◆ Instruction ◆
Omit images. Retype all entries verbatim.
....
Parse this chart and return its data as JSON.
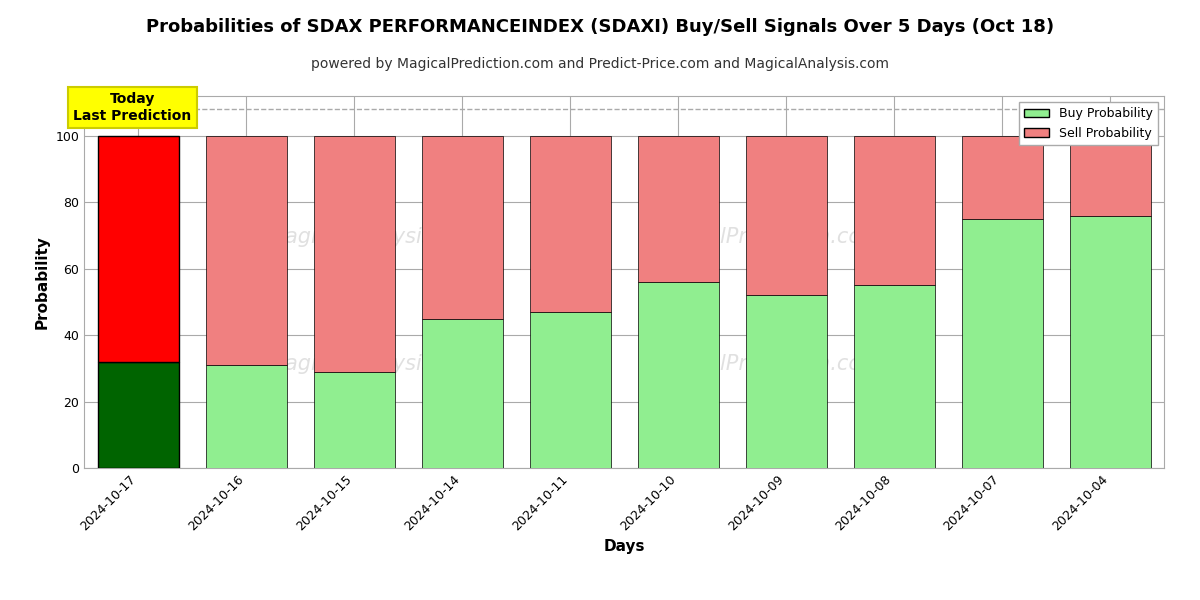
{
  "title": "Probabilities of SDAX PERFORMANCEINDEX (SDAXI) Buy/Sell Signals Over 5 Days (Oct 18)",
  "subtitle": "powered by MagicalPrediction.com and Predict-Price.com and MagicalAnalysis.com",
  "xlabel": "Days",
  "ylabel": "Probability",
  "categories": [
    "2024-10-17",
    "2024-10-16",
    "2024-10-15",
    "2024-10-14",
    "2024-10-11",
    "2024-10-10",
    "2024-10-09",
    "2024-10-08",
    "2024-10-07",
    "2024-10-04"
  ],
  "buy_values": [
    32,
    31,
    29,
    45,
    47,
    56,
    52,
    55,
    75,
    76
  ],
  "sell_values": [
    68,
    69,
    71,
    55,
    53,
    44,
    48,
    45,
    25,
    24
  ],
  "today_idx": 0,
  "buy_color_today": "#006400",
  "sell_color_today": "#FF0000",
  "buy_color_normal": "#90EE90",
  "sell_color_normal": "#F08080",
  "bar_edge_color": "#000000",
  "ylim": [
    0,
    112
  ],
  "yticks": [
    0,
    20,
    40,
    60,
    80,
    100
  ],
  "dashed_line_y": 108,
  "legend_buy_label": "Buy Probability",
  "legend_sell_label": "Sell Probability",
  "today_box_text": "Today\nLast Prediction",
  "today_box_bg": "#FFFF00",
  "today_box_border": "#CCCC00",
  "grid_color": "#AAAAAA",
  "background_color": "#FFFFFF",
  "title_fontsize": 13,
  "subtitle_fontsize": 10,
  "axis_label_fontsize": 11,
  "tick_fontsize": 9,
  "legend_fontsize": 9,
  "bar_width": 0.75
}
....
◆ Task solution ◆
Parse this chart and return its data as JSON.
{
  "title": "Probabilities of SDAX PERFORMANCEINDEX (SDAXI) Buy/Sell Signals Over 5 Days (Oct 18)",
  "subtitle": "powered by MagicalPrediction.com and Predict-Price.com and MagicalAnalysis.com",
  "xlabel": "Days",
  "ylabel": "Probability",
  "categories": [
    "2024-10-17",
    "2024-10-16",
    "2024-10-15",
    "2024-10-14",
    "2024-10-11",
    "2024-10-10",
    "2024-10-09",
    "2024-10-08",
    "2024-10-07",
    "2024-10-04"
  ],
  "buy_values": [
    32,
    31,
    29,
    45,
    47,
    56,
    52,
    55,
    75,
    76
  ],
  "sell_values": [
    68,
    69,
    71,
    55,
    53,
    44,
    48,
    45,
    25,
    24
  ],
  "today_idx": 0,
  "buy_color_today": "#006400",
  "sell_color_today": "#FF0000",
  "buy_color_normal": "#90EE90",
  "sell_color_normal": "#F08080",
  "bar_edge_color": "#000000",
  "ylim": [
    0,
    112
  ],
  "yticks": [
    0,
    20,
    40,
    60,
    80,
    100
  ],
  "dashed_line_y": 108,
  "legend_buy_label": "Buy Probability",
  "legend_sell_label": "Sell Probability",
  "today_box_text": "Today\nLast Prediction",
  "today_box_bg": "#FFFF00",
  "today_box_border": "#CCCC00",
  "grid_color": "#AAAAAA",
  "background_color": "#FFFFFF",
  "title_fontsize": 13,
  "subtitle_fontsize": 10,
  "axis_label_fontsize": 11,
  "tick_fontsize": 9,
  "legend_fontsize": 9,
  "bar_width": 0.75
}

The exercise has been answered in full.